### Task:
Look through the data below and report how many lines include "Count". Only the number should be given.

### Data shown:
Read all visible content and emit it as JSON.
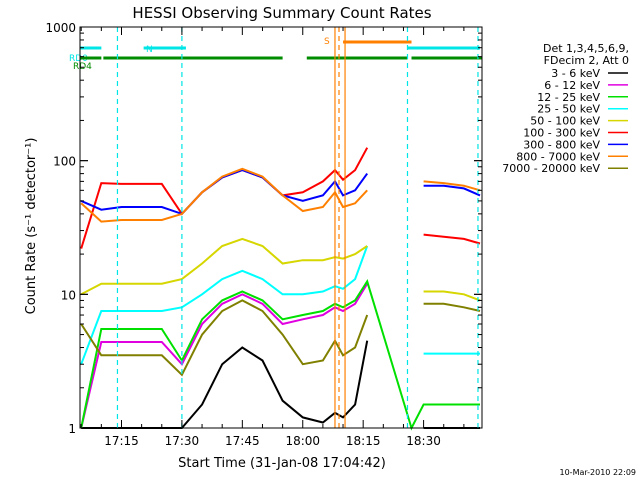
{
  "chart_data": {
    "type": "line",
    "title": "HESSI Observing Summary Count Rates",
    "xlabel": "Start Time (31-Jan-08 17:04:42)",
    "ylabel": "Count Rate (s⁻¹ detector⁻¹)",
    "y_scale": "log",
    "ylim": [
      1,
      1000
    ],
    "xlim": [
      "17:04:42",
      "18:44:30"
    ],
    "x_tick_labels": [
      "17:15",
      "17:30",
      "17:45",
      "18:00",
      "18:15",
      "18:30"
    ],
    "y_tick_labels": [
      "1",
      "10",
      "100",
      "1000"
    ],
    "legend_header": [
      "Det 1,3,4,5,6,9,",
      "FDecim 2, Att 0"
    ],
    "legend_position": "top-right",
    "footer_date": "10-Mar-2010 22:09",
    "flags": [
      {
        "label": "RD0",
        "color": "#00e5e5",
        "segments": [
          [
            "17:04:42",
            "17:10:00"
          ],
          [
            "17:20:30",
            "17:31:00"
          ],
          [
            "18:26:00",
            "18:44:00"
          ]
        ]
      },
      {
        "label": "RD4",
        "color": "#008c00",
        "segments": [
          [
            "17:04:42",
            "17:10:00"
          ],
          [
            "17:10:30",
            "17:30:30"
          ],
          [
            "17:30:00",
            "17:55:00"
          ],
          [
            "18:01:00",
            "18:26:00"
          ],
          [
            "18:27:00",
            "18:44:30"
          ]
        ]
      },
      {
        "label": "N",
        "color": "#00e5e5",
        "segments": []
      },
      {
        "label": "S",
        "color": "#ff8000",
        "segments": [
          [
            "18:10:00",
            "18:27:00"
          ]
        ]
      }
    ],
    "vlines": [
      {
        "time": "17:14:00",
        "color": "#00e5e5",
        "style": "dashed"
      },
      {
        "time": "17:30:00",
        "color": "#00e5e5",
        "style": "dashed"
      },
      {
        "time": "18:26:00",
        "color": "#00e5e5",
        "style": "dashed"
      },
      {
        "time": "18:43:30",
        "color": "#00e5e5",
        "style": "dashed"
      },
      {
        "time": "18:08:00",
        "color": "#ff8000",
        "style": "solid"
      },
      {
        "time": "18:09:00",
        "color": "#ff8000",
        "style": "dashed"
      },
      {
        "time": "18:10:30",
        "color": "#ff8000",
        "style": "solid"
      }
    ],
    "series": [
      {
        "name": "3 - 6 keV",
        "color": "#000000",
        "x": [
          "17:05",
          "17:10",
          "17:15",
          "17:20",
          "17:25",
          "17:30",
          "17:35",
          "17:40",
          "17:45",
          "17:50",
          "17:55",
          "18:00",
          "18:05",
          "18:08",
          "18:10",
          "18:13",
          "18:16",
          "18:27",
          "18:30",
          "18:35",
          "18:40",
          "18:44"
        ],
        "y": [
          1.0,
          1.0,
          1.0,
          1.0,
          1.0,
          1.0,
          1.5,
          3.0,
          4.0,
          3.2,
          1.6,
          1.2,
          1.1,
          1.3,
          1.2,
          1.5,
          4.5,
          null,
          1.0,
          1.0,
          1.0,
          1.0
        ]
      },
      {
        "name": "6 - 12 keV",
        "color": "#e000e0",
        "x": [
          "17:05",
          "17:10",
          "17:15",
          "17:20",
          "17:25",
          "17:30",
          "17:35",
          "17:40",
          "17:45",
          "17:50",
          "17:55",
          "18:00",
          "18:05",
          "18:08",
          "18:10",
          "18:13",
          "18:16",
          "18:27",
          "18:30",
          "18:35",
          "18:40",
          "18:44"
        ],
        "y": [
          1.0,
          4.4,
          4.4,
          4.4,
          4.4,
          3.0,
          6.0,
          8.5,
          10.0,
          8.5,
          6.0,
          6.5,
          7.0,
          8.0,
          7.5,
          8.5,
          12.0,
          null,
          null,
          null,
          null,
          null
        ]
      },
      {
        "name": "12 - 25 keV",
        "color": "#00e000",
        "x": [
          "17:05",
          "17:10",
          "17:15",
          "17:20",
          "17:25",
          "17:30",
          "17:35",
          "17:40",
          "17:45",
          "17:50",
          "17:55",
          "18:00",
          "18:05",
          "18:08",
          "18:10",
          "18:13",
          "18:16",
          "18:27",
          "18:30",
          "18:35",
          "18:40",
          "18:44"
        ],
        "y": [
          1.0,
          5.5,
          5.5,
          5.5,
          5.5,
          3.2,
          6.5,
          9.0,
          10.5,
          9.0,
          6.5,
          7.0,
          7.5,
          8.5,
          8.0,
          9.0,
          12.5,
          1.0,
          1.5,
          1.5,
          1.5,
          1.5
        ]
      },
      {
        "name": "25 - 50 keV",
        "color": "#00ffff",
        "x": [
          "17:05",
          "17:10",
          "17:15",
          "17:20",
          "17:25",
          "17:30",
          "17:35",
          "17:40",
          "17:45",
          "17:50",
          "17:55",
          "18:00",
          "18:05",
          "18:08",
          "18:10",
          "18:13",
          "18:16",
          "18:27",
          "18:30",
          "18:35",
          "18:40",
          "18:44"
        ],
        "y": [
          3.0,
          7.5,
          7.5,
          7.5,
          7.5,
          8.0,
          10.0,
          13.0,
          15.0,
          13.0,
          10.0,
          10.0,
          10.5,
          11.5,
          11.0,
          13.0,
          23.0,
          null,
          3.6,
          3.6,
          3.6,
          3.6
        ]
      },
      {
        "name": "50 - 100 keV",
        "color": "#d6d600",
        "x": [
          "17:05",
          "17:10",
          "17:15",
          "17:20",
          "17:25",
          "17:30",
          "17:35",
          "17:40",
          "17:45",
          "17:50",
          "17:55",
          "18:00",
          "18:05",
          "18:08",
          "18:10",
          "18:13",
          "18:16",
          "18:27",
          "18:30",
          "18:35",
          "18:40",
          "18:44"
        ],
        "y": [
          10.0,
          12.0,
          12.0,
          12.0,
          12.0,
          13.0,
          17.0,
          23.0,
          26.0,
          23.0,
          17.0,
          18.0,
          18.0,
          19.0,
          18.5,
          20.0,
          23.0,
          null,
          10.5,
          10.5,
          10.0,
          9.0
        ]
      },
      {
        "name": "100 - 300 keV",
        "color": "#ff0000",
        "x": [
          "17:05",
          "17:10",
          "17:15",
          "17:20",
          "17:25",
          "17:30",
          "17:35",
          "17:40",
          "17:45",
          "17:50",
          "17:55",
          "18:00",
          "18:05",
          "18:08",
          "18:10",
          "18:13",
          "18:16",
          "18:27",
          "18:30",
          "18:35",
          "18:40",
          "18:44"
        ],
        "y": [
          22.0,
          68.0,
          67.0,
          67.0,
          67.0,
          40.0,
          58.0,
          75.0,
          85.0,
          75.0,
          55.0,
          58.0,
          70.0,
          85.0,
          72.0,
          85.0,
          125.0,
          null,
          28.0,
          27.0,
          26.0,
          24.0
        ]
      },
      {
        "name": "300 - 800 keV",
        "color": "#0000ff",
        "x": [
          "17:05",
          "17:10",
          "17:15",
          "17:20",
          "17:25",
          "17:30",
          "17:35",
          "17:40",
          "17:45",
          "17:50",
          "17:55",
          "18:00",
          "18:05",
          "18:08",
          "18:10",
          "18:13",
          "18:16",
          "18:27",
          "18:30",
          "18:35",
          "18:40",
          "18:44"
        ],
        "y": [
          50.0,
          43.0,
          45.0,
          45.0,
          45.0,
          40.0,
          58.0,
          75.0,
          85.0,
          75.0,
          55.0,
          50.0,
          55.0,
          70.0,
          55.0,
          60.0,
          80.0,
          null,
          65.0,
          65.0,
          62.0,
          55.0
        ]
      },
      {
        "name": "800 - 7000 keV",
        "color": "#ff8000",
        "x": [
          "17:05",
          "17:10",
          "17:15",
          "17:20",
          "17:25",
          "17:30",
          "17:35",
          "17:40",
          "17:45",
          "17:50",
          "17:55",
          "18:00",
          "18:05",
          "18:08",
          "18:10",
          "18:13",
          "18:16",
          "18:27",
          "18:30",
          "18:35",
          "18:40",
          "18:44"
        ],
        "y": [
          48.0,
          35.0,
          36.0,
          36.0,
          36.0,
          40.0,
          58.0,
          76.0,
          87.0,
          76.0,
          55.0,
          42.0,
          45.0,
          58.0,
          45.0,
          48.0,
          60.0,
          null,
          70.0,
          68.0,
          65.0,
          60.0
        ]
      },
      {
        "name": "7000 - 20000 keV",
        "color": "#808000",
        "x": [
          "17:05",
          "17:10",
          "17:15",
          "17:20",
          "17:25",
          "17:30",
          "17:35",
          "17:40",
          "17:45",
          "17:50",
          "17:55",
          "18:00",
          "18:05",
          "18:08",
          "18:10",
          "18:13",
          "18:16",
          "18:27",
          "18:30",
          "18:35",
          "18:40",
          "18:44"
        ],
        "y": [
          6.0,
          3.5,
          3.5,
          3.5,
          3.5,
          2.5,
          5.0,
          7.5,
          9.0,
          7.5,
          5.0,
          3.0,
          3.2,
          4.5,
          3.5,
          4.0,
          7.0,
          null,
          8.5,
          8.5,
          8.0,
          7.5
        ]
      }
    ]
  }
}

### Solution to this exercise:
2